Stored data entries →
• • •

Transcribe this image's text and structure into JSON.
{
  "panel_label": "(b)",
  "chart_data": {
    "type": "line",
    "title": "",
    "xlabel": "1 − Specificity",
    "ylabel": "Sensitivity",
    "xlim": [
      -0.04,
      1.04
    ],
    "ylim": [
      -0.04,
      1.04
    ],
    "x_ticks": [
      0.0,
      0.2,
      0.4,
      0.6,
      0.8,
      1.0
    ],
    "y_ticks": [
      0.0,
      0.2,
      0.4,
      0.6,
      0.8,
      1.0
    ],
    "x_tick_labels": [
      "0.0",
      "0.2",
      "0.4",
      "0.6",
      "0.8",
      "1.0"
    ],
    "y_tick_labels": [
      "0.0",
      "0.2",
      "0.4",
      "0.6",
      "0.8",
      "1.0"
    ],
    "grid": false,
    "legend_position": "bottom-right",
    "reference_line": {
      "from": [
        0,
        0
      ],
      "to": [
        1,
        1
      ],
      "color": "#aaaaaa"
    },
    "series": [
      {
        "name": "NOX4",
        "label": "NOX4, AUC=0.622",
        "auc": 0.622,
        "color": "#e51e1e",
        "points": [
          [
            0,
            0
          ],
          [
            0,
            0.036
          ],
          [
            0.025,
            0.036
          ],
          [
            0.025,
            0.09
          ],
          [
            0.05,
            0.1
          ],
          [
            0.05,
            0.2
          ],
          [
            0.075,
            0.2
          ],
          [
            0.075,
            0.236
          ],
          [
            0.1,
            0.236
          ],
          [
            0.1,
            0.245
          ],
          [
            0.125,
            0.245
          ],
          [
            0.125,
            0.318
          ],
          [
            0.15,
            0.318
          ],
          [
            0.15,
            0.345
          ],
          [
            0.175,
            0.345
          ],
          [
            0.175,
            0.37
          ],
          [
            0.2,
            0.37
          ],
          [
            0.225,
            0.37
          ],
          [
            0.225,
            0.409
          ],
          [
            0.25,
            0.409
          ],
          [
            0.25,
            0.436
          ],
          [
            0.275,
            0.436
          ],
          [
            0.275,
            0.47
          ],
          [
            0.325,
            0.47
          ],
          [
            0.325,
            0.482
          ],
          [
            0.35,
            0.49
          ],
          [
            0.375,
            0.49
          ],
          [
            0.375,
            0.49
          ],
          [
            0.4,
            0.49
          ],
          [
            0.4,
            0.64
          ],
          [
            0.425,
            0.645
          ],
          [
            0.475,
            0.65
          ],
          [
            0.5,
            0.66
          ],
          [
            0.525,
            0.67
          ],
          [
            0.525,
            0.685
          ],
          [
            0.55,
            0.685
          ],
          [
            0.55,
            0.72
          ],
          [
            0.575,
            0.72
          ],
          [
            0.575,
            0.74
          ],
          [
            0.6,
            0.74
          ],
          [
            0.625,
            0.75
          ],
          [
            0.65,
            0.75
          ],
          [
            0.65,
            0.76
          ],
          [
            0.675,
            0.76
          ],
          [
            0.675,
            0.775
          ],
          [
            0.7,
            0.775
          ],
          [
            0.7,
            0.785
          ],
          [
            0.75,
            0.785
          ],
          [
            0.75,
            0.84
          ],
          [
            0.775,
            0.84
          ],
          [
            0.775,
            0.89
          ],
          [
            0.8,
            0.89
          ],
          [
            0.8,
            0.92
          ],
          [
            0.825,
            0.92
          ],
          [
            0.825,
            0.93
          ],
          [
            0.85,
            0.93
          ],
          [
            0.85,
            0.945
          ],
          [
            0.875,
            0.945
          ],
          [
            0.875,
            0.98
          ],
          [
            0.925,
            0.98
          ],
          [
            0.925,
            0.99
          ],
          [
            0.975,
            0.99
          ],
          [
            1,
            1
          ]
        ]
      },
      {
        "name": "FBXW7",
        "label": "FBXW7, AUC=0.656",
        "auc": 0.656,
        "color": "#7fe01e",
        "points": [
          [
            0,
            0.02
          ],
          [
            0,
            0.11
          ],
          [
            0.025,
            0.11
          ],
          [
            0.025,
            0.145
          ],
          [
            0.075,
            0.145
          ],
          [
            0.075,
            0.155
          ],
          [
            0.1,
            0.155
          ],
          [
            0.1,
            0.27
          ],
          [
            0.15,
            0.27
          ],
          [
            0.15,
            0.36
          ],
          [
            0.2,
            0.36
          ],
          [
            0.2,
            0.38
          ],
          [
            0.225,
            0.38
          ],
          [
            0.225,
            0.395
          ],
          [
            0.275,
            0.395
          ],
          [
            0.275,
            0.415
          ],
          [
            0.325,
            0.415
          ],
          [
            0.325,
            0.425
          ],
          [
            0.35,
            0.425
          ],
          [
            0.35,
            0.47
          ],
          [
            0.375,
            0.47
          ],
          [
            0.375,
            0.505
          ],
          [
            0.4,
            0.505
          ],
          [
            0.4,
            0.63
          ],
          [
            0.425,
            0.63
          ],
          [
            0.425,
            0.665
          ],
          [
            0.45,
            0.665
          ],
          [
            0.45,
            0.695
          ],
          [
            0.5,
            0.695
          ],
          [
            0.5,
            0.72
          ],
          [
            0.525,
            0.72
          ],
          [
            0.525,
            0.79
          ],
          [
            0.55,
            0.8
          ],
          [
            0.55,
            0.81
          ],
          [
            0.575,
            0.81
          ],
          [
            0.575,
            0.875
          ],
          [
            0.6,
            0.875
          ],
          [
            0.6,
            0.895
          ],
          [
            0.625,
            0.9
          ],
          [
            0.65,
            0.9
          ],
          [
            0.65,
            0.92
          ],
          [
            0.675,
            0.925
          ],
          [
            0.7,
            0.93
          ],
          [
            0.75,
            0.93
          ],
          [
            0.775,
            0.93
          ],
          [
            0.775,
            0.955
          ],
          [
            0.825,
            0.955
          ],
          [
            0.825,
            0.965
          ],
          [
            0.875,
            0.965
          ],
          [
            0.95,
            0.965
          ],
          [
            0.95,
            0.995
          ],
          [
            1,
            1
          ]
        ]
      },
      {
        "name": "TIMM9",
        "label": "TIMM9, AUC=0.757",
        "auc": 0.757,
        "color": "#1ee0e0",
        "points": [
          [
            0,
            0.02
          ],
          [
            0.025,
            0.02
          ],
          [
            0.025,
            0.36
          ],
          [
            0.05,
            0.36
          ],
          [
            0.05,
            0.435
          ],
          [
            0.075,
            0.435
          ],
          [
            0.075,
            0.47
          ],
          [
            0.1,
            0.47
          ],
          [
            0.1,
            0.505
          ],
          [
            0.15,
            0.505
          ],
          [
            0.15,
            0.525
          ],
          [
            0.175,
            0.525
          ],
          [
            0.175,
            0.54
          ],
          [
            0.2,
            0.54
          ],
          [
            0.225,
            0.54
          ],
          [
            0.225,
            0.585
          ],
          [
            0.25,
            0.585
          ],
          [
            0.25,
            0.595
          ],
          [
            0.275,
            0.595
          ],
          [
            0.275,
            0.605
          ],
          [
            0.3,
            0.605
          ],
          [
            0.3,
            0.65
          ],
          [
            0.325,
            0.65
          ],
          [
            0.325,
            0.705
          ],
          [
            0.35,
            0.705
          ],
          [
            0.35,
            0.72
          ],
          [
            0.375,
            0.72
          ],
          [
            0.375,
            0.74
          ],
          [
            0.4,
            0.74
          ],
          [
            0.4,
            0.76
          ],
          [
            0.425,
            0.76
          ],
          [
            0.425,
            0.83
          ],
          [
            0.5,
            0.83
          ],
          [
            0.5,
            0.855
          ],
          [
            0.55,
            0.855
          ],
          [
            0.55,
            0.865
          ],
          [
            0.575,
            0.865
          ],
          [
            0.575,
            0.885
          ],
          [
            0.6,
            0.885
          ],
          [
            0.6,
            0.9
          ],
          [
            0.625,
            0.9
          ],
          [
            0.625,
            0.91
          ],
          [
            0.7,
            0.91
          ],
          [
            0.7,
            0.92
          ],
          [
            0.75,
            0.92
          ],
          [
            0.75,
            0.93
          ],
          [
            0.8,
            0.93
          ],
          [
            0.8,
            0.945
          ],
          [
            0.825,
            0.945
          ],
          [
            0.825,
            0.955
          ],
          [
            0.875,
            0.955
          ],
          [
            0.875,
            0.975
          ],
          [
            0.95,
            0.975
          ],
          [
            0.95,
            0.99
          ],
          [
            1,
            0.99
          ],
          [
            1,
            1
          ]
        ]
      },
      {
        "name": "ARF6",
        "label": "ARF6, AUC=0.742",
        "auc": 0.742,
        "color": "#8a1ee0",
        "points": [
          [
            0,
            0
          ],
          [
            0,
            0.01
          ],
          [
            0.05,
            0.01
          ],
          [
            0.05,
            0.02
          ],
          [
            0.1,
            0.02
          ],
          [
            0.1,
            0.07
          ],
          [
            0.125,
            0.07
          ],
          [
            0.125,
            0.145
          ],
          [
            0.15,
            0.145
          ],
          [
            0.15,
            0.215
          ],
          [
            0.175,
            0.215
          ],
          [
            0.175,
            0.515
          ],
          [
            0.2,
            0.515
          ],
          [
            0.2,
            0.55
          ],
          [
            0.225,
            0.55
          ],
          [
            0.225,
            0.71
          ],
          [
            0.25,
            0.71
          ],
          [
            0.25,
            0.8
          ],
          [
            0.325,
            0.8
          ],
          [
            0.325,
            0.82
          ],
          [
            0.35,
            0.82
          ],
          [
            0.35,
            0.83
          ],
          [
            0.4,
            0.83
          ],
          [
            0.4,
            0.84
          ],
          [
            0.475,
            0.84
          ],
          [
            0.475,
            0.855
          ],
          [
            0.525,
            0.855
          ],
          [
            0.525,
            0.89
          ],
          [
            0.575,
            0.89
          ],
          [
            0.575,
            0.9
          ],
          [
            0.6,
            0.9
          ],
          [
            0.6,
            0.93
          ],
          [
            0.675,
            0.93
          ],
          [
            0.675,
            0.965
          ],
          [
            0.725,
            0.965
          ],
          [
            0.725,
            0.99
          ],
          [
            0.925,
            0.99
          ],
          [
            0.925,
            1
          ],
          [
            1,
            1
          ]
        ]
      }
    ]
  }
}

• • •

Work required →
From the material above, copy each line that includes the word "name".

Answer →
        "name": "NOX4",
        "name": "FBXW7",
        "name": "TIMM9",
        "name": "ARF6",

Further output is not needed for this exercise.